**Prompt:** Locate the lines of the listing below that hold "않았나요", then copy each of them.

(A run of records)
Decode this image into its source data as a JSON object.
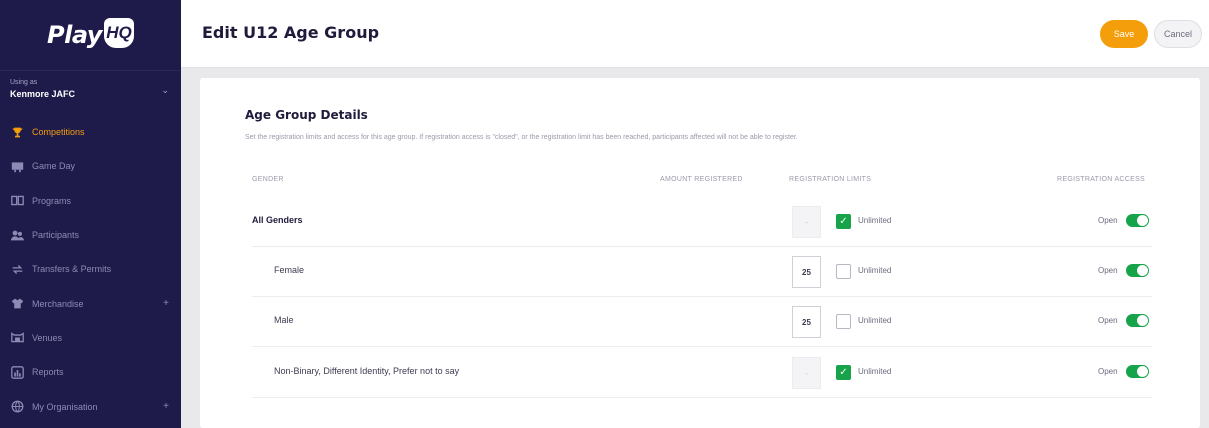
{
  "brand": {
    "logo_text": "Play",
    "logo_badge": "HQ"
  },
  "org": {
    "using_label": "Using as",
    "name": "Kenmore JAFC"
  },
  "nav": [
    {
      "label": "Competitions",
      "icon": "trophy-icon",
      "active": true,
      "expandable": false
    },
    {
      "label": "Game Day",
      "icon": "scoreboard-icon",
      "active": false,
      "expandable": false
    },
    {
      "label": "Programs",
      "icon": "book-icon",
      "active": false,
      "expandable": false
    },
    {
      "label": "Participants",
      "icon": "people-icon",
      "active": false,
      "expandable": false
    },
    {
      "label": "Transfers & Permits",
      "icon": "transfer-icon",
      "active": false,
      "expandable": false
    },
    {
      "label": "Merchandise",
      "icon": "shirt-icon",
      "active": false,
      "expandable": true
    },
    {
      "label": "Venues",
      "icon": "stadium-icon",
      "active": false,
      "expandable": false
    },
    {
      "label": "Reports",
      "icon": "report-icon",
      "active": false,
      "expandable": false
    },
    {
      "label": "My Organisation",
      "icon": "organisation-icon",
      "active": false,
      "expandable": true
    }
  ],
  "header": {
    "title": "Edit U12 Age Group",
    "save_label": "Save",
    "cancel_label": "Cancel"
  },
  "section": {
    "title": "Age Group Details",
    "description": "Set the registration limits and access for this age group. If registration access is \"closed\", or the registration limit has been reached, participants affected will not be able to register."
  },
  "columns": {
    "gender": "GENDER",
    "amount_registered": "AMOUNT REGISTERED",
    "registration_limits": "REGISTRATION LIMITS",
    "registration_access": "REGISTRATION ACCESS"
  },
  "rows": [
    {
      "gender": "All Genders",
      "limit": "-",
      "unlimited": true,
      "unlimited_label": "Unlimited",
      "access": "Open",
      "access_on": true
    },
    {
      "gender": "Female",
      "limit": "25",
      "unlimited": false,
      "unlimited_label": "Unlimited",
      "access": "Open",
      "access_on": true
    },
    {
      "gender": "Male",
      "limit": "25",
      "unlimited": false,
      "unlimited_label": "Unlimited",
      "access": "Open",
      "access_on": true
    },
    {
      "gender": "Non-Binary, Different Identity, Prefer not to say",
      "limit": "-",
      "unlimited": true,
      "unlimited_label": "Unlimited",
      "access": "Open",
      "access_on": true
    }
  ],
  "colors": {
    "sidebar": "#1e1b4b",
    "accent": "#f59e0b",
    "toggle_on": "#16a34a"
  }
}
--
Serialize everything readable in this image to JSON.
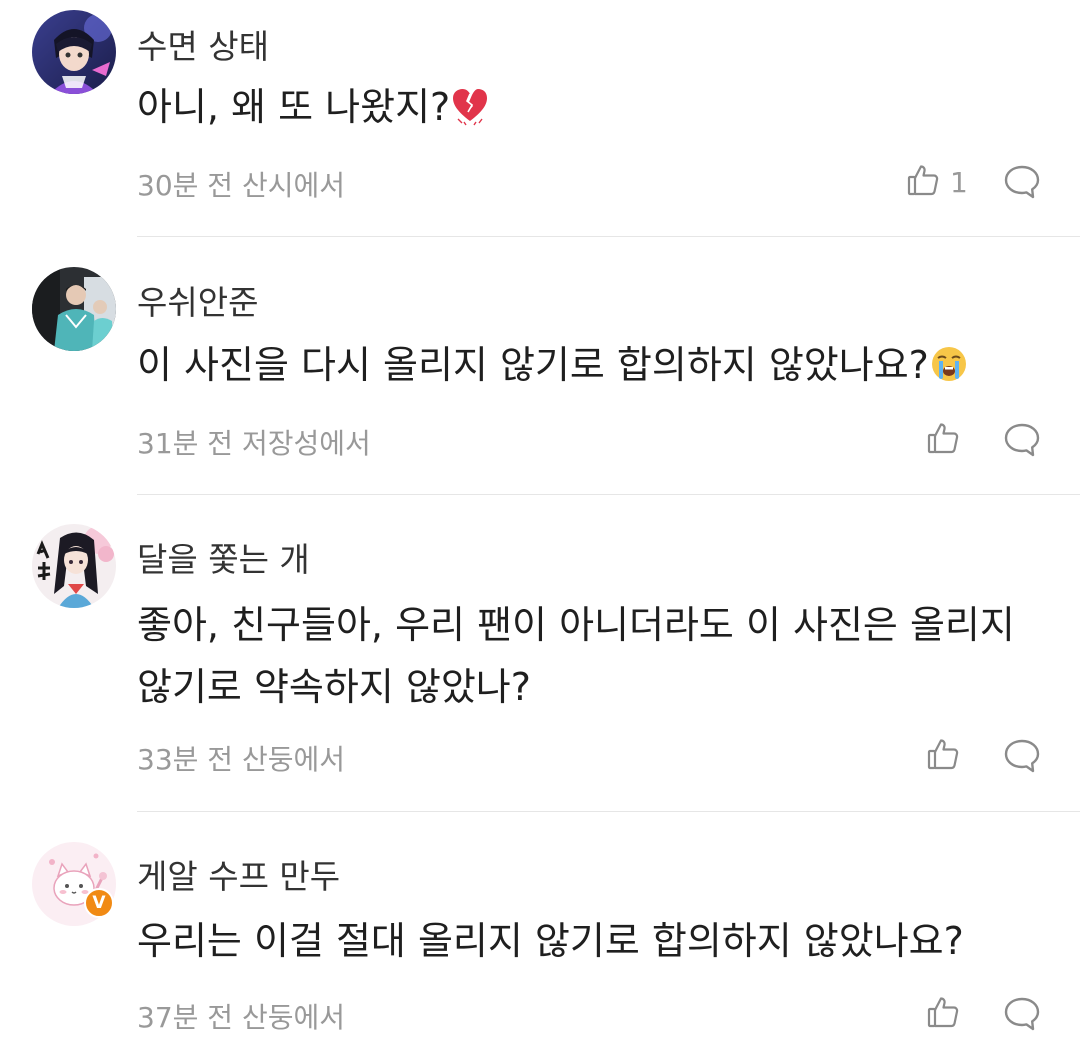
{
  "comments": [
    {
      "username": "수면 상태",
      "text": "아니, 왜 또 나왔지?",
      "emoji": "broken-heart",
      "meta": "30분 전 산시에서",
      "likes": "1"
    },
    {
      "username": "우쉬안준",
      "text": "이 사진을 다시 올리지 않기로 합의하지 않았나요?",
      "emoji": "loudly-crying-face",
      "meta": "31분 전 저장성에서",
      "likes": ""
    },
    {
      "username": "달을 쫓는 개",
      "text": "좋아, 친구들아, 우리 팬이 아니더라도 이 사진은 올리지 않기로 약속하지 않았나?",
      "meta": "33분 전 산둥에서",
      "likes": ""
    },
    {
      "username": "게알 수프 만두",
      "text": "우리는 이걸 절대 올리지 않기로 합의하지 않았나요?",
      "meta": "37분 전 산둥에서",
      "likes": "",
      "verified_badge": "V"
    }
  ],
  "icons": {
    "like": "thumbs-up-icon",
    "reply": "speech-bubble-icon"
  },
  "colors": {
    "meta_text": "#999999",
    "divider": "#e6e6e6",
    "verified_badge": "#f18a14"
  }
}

**Solution to this exercise:**
      "text": "이 사진을 다시 올리지 않기로 합의하지 않았나요?",
      "text": "우리는 이걸 절대 올리지 않기로 합의하지 않았나요?",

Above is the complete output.